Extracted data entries
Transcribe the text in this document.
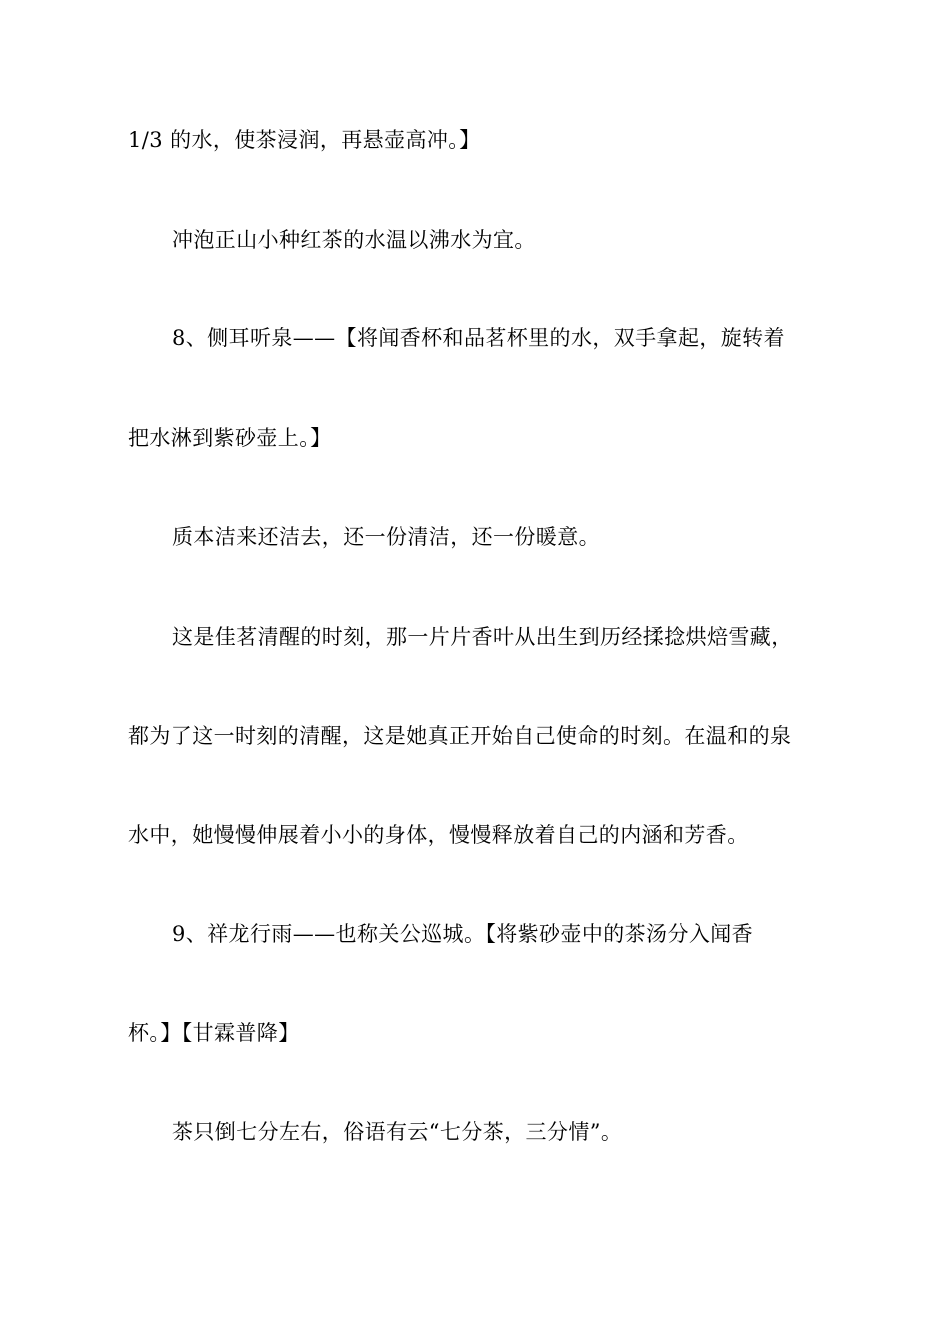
1/3 的水，使茶浸润，再悬壶高冲。】
冲泡正山小种红茶的水温以沸水为宜。
8、侧耳听泉——【将闻香杯和品茗杯里的水，双手拿起，旋转着
把水淋到紫砂壶上。】
质本洁来还洁去，还一份清洁，还一份暖意。
这是佳茗清醒的时刻，那一片片香叶从出生到历经揉捻烘焙雪藏，
都为了这一时刻的清醒，这是她真正开始自己使命的时刻。在温和的泉
水中，她慢慢伸展着小小的身体，慢慢释放着自己的内涵和芳香。
9、祥龙行雨——也称关公巡城。【将紫砂壶中的茶汤分入闻香
杯。】【甘霖普降】
茶只倒七分左右，俗语有云“七分茶，三分情”。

Exercise instructions - Return to the listing above and set it down exactly, leaving out its pictures.

Full output -
Transcribe the text in this document.
1/3 的水，使茶浸润，再悬壶高冲。】
冲泡正山小种红茶的水温以沸水为宜。
8、侧耳听泉——【将闻香杯和品茗杯里的水，双手拿起，旋转着
把水淋到紫砂壶上。】
质本洁来还洁去，还一份清洁，还一份暖意。
这是佳茗清醒的时刻，那一片片香叶从出生到历经揉捻烘焙雪藏，
都为了这一时刻的清醒，这是她真正开始自己使命的时刻。在温和的泉
水中，她慢慢伸展着小小的身体，慢慢释放着自己的内涵和芳香。
9、祥龙行雨——也称关公巡城。【将紫砂壶中的茶汤分入闻香
杯。】【甘霖普降】
茶只倒七分左右，俗语有云“七分茶，三分情”。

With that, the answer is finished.